* [CHALLENGE]
Go through the records and extract every line with the word "image".
* * * * * * * * *
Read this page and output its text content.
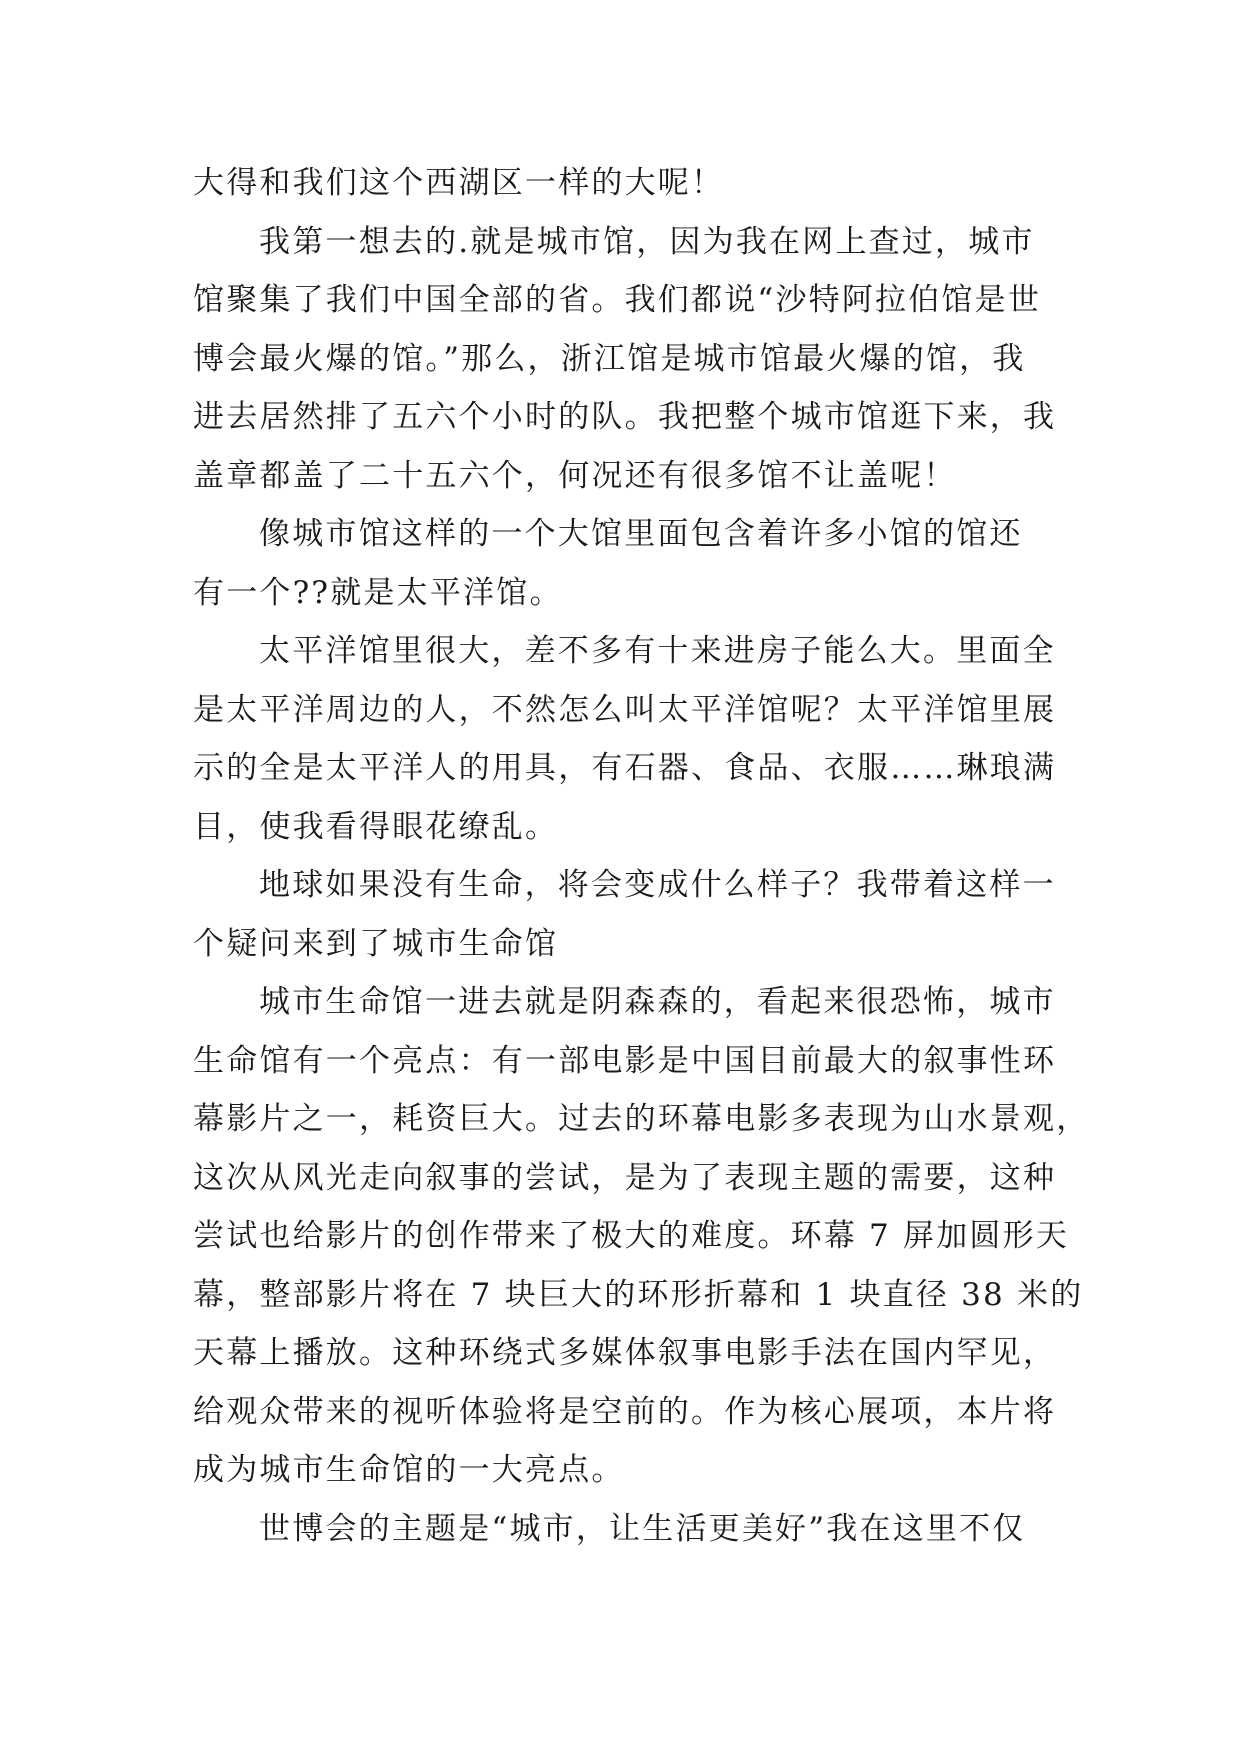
大得和我们这个西湖区一样的大呢！
我第一想去的.就是城市馆，因为我在网上查过，城市
馆聚集了我们中国全部的省。我们都说“沙特阿拉伯馆是世
博会最火爆的馆。”那么，浙江馆是城市馆最火爆的馆，我
进去居然排了五六个小时的队。我把整个城市馆逛下来，我
盖章都盖了二十五六个，何况还有很多馆不让盖呢！
像城市馆这样的一个大馆里面包含着许多小馆的馆还
有一个??就是太平洋馆。
太平洋馆里很大，差不多有十来进房子能么大。里面全
是太平洋周边的人，不然怎么叫太平洋馆呢？太平洋馆里展
示的全是太平洋人的用具，有石器、食品、衣服……琳琅满
目，使我看得眼花缭乱。
地球如果没有生命，将会变成什么样子？我带着这样一
个疑问来到了城市生命馆
城市生命馆一进去就是阴森森的，看起来很恐怖，城市
生命馆有一个亮点：有一部电影是中国目前最大的叙事性环
幕影片之一，耗资巨大。过去的环幕电影多表现为山水景观，
这次从风光走向叙事的尝试，是为了表现主题的需要，这种
尝试也给影片的创作带来了极大的难度。环幕 7 屏加圆形天
幕，整部影片将在 7 块巨大的环形折幕和 1 块直径 38 米的
天幕上播放。这种环绕式多媒体叙事电影手法在国内罕见，
给观众带来的视听体验将是空前的。作为核心展项，本片将
成为城市生命馆的一大亮点。
世博会的主题是“城市，让生活更美好”我在这里不仅
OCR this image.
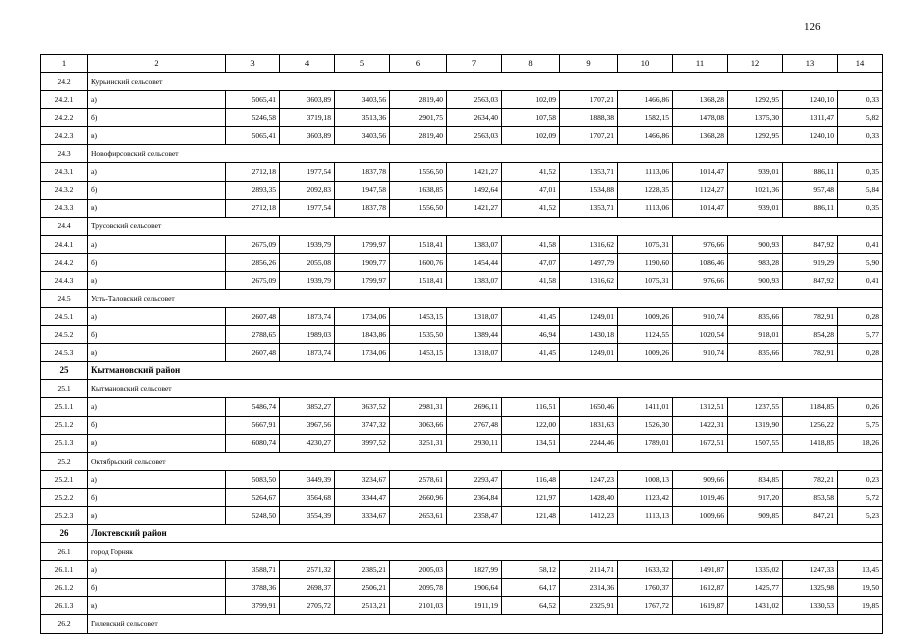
126
1	2	3	4	5	6	7	8	9	10	11	12	13	14
24.2	Курьинский сельсовет												
24.2.1	а)	5065,41	3603,89	3403,56	2819,40	2563,03	102,09	1707,21	1466,86	1368,28	1292,95	1240,10	0,33
24.2.2	б)	5246,58	3719,18	3513,36	2901,75	2634,40	107,58	1888,38	1582,15	1478,08	1375,30	1311,47	5,82
24.2.3	в)	5065,41	3603,89	3403,56	2819,40	2563,03	102,09	1707,21	1466,86	1368,28	1292,95	1240,10	0,33
24.3	Новофирсовский сельсовет												
24.3.1	а)	2712,18	1977,54	1837,78	1556,50	1421,27	41,52	1353,71	1113,06	1014,47	939,01	886,11	0,35
24.3.2	б)	2893,35	2092,83	1947,58	1638,85	1492,64	47,01	1534,88	1228,35	1124,27	1021,36	957,48	5,84
24.3.3	в)	2712,18	1977,54	1837,78	1556,50	1421,27	41,52	1353,71	1113,06	1014,47	939,01	886,11	0,35
24.4	Трусовский сельсовет												
24.4.1	а)	2675,09	1939,79	1799,97	1518,41	1383,07	41,58	1316,62	1075,31	976,66	900,93	847,92	0,41
24.4.2	б)	2856,26	2055,08	1909,77	1600,76	1454,44	47,07	1497,79	1190,60	1086,46	983,28	919,29	5,90
24.4.3	в)	2675,09	1939,79	1799,97	1518,41	1383,07	41,58	1316,62	1075,31	976,66	900,93	847,92	0,41
24.5	Усть-Таловский сельсовет												
24.5.1	а)	2607,48	1873,74	1734,06	1453,15	1318,07	41,45	1249,01	1009,26	910,74	835,66	782,91	0,28
24.5.2	б)	2788,65	1989,03	1843,86	1535,50	1389,44	46,94	1430,18	1124,55	1020,54	918,01	854,28	5,77
24.5.3	в)	2607,48	1873,74	1734,06	1453,15	1318,07	41,45	1249,01	1009,26	910,74	835,66	782,91	0,28
25	Кытмановский район												
25.1	Кытмановский сельсовет												
25.1.1	а)	5486,74	3852,27	3637,52	2981,31	2696,11	116,51	1650,46	1411,01	1312,51	1237,55	1184,85	0,26
25.1.2	б)	5667,91	3967,56	3747,32	3063,66	2767,48	122,00	1831,63	1526,30	1422,31	1319,90	1256,22	5,75
25.1.3	в)	6080,74	4230,27	3997,52	3251,31	2930,11	134,51	2244,46	1789,01	1672,51	1507,55	1418,85	18,26
25.2	Октябрьский сельсовет												
25.2.1	а)	5083,50	3449,39	3234,67	2578,61	2293,47	116,48	1247,23	1008,13	909,66	834,85	782,21	0,23
25.2.2	б)	5264,67	3564,68	3344,47	2660,96	2364,84	121,97	1428,40	1123,42	1019,46	917,20	853,58	5,72
25.2.3	в)	5248,50	3554,39	3334,67	2653,61	2358,47	121,48	1412,23	1113,13	1009,66	909,85	847,21	5,23
26	Локтевский район												
26.1	город Горняк												
26.1.1	а)	3588,71	2571,32	2385,21	2005,03	1827,99	58,12	2114,71	1633,32	1491,87	1335,02	1247,33	13,45
26.1.2	б)	3788,36	2698,37	2506,21	2095,78	1906,64	64,17	2314,36	1760,37	1612,87	1425,77	1325,98	19,50
26.1.3	в)	3799,91	2705,72	2513,21	2101,03	1911,19	64,52	2325,91	1767,72	1619,87	1431,02	1330,53	19,85
26.2	Гилевский сельсовет												
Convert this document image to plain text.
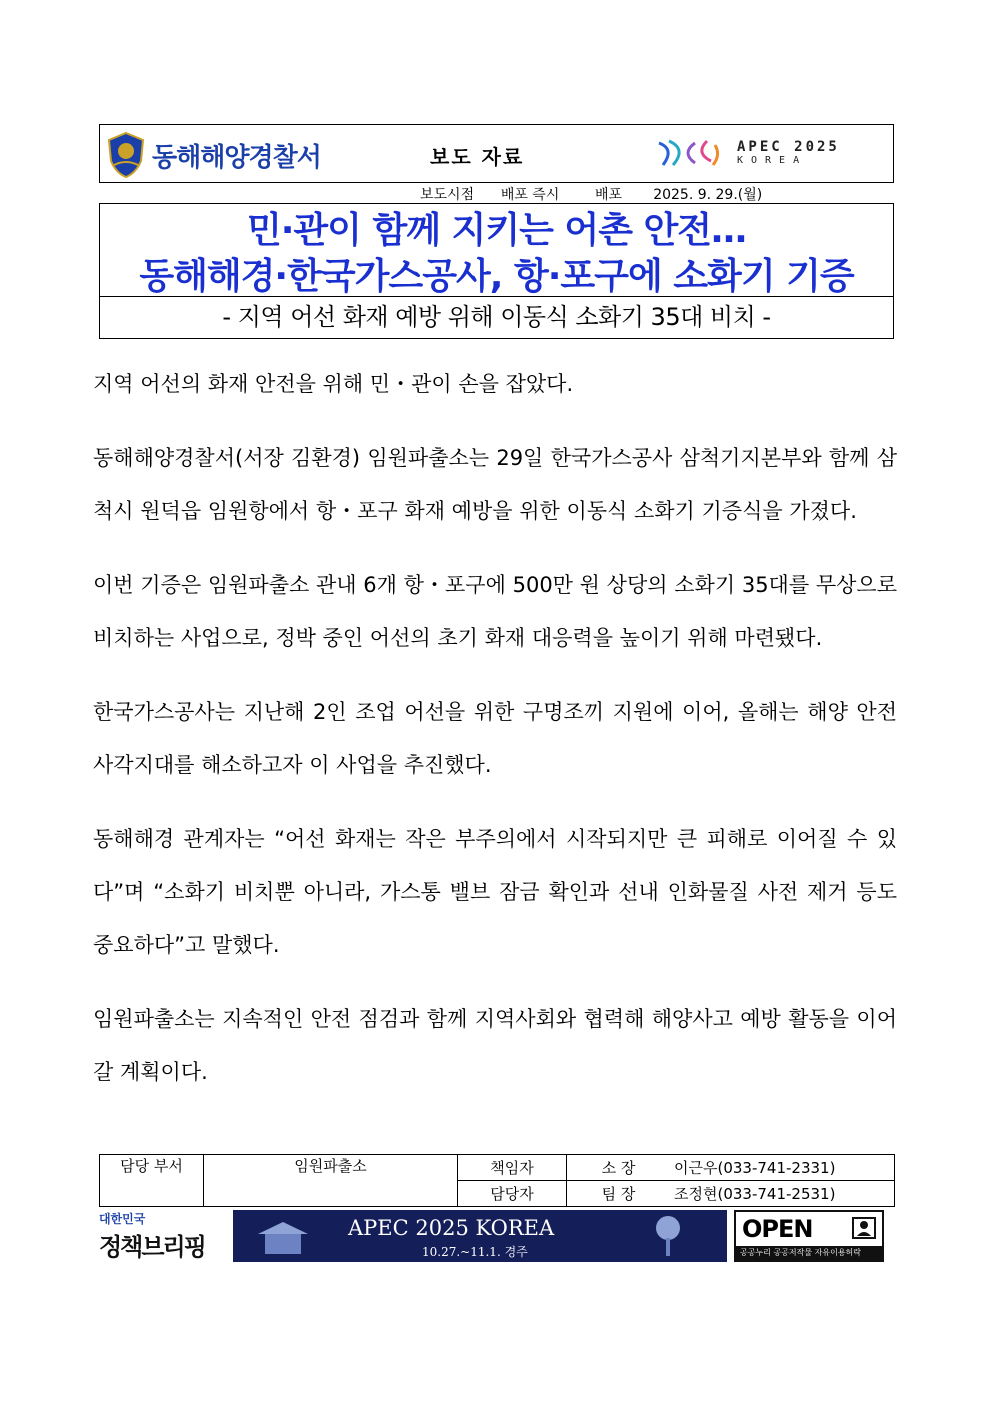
동해해양경찰서	보도 자료	APEC 2025
KOREA
보도시점 배포 즉시	배포 2025. 9. 29.(월)
민·관이 함께 지키는 어촌 안전…
동해해경·한국가스공사, 항·포구에 소화기 기증
- 지역 어선 화재 예방 위해 이동식 소화기 35대 비치 -

지역 어선의 화재 안전을 위해 민・관이 손을 잡았다.

동해해양경찰서(서장 김환경) 임원파출소는 29일 한국가스공사 삼척기지본부와 함께 삼척시 원덕읍 임원항에서 항・포구 화재 예방을 위한 이동식 소화기 기증식을 가졌다.

이번 기증은 임원파출소 관내 6개 항・포구에 500만 원 상당의 소화기 35대를 무상으로 비치하는 사업으로, 정박 중인 어선의 초기 화재 대응력을 높이기 위해 마련됐다.

한국가스공사는 지난해 2인 조업 어선을 위한 구명조끼 지원에 이어, 올해는 해양 안전 사각지대를 해소하고자 이 사업을 추진했다.

동해해경 관계자는 “어선 화재는 작은 부주의에서 시작되지만 큰 피해로 이어질 수 있다”며 “소화기 비치뿐 아니라, 가스통 밸브 잠금 확인과 선내 인화물질 사전 제거 등도 중요하다”고 말했다.

임원파출소는 지속적인 안전 점검과 함께 지역사회와 협력해 해양사고 예방 활동을 이어갈 계획이다.

담당 부서	임원파출소	책임자	소 장	이근우(033-741-2331)
		담당자	팀 장	조정현(033-741-2531)
대한민국
정책브리핑
APEC 2025 KOREA
10.27.~11.1. 경주
OPEN
공공누리 공공저작물 자유이용허락
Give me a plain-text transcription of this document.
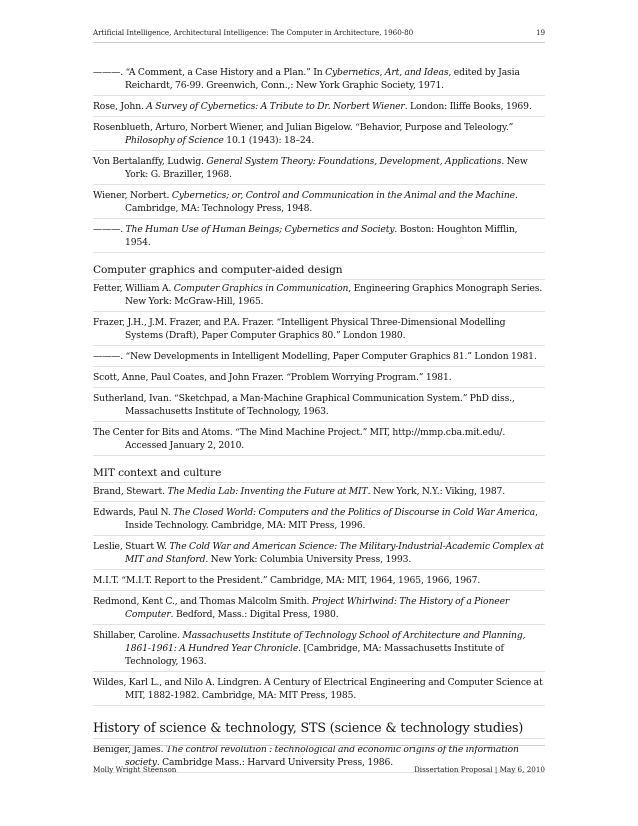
Artificial Intelligence, Architectural Intelligence: The Computer in Architecture, 1960-80	19

———. “A Comment, a Case History and a Plan.” In Cybernetics, Art, and Ideas, edited by Jasia Reichardt, 76-99. Greenwich, Conn.,: New York Graphic Society, 1971.

Rose, John. A Survey of Cybernetics: A Tribute to Dr. Norbert Wiener. London: Iliffe Books, 1969.

Rosenblueth, Arturo, Norbert Wiener, and Julian Bigelow. “Behavior, Purpose and Teleology.” Philosophy of Science 10.1 (1943): 18–24.

Von Bertalanffy, Ludwig. General System Theory: Foundations, Development, Applications. New York: G. Braziller, 1968.

Wiener, Norbert. Cybernetics; or, Control and Communication in the Animal and the Machine. Cambridge, MA: Technology Press, 1948.

———. The Human Use of Human Beings; Cybernetics and Society. Boston: Houghton Mifflin, 1954.

Computer graphics and computer-aided design

Fetter, William A. Computer Graphics in Communication, Engineering Graphics Monograph Series. New York: McGraw-Hill, 1965.

Frazer, J.H., J.M. Frazer, and P.A. Frazer. “Intelligent Physical Three-Dimensional Modelling Systems (Draft), Paper Computer Graphics 80.” London 1980.

———. “New Developments in Intelligent Modelling, Paper Computer Graphics 81.” London 1981.

Scott, Anne, Paul Coates, and John Frazer. “Problem Worrying Program.” 1981.

Sutherland, Ivan. “Sketchpad, a Man-Machine Graphical Communication System.” PhD diss., Massachusetts Institute of Technology, 1963.

The Center for Bits and Atoms. “The Mind Machine Project.” MIT, http://mmp.cba.mit.edu/. Accessed January 2, 2010.

MIT context and culture

Brand, Stewart. The Media Lab: Inventing the Future at MIT. New York, N.Y.: Viking, 1987.

Edwards, Paul N. The Closed World: Computers and the Politics of Discourse in Cold War America, Inside Technology. Cambridge, MA: MIT Press, 1996.

Leslie, Stuart W. The Cold War and American Science: The Military-Industrial-Academic Complex at MIT and Stanford. New York: Columbia University Press, 1993.

M.I.T. “M.I.T. Report to the President.” Cambridge, MA: MIT, 1964, 1965, 1966, 1967.

Redmond, Kent C., and Thomas Malcolm Smith. Project Whirlwind: The History of a Pioneer Computer. Bedford, Mass.: Digital Press, 1980.

Shillaber, Caroline. Massachusetts Institute of Technology School of Architecture and Planning, 1861-1961: A Hundred Year Chronicle. [Cambridge, MA: Massachusetts Institute of Technology, 1963.

Wildes, Karl L., and Nilo A. Lindgren. A Century of Electrical Engineering and Computer Science at MIT, 1882-1982. Cambridge, MA: MIT Press, 1985.

History of science & technology, STS (science & technology studies)

Beniger, James. The control revolution : technological and economic origins of the information society. Cambridge Mass.: Harvard University Press, 1986.

Molly Wright Steenson	Dissertation Proposal | May 6, 2010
* * * * * * * * *
* [SOLUTION TO THIS PROBLEM]
OCR this image.
Convert this document image to plain text.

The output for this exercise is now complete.